**Stated exercise**
Could every line of the data be printed exactly as it reads?

[Data records]
====================

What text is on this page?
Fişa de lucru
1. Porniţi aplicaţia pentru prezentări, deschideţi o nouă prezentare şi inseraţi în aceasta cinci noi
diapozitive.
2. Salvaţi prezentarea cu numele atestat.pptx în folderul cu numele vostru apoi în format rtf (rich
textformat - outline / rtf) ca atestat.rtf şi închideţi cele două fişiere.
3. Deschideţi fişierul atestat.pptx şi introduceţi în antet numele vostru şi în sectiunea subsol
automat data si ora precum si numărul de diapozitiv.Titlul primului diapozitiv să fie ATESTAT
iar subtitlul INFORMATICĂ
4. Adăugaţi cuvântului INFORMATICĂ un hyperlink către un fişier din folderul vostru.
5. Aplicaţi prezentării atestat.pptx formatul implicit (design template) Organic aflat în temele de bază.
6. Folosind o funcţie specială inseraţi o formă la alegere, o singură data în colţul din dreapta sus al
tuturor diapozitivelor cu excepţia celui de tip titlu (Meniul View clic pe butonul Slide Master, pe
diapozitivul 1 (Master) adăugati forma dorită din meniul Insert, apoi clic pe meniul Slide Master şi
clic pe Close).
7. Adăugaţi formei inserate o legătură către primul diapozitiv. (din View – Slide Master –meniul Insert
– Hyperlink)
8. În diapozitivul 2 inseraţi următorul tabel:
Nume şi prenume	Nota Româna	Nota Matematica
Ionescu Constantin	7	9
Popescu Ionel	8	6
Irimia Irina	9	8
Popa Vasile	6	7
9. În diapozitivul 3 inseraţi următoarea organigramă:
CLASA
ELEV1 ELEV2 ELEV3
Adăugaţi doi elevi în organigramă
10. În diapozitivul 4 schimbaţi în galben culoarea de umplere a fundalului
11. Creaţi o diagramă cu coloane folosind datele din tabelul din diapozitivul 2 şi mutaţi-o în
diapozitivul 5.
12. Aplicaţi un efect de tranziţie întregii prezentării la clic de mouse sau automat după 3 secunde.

====================

**Answer to this exercise**
What text is on this page?
Fişa de lucru
1. Porniţi aplicaţia pentru prezentări, deschideţi o nouă prezentare şi inseraţi în aceasta cinci noi
diapozitive.
2. Salvaţi prezentarea cu numele atestat.pptx în folderul cu numele vostru apoi în format rtf (rich
textformat - outline / rtf) ca atestat.rtf şi închideţi cele două fişiere.
3. Deschideţi fişierul atestat.pptx şi introduceţi în antet numele vostru şi în sectiunea subsol
automat data si ora precum si numărul de diapozitiv.Titlul primului diapozitiv să fie ATESTAT
iar subtitlul INFORMATICĂ
4. Adăugaţi cuvântului INFORMATICĂ un hyperlink către un fişier din folderul vostru.
5. Aplicaţi prezentării atestat.pptx formatul implicit (design template) Organic aflat în temele de bază.
6. Folosind o funcţie specială inseraţi o formă la alegere, o singură data în colţul din dreapta sus al
tuturor diapozitivelor cu excepţia celui de tip titlu (Meniul View clic pe butonul Slide Master, pe
diapozitivul 1 (Master) adăugati forma dorită din meniul Insert, apoi clic pe meniul Slide Master şi
clic pe Close).
7. Adăugaţi formei inserate o legătură către primul diapozitiv. (din View – Slide Master –meniul Insert
– Hyperlink)
8. În diapozitivul 2 inseraţi următorul tabel:
Nume şi prenume	Nota Româna	Nota Matematica
Ionescu Constantin	7	9
Popescu Ionel	8	6
Irimia Irina	9	8
Popa Vasile	6	7
9. În diapozitivul 3 inseraţi următoarea organigramă:
CLASA
ELEV1 ELEV2 ELEV3
Adăugaţi doi elevi în organigramă
10. În diapozitivul 4 schimbaţi în galben culoarea de umplere a fundalului
11. Creaţi o diagramă cu coloane folosind datele din tabelul din diapozitivul 2 şi mutaţi-o în
diapozitivul 5.
12. Aplicaţi un efect de tranziţie întregii prezentării la clic de mouse sau automat după 3 secunde.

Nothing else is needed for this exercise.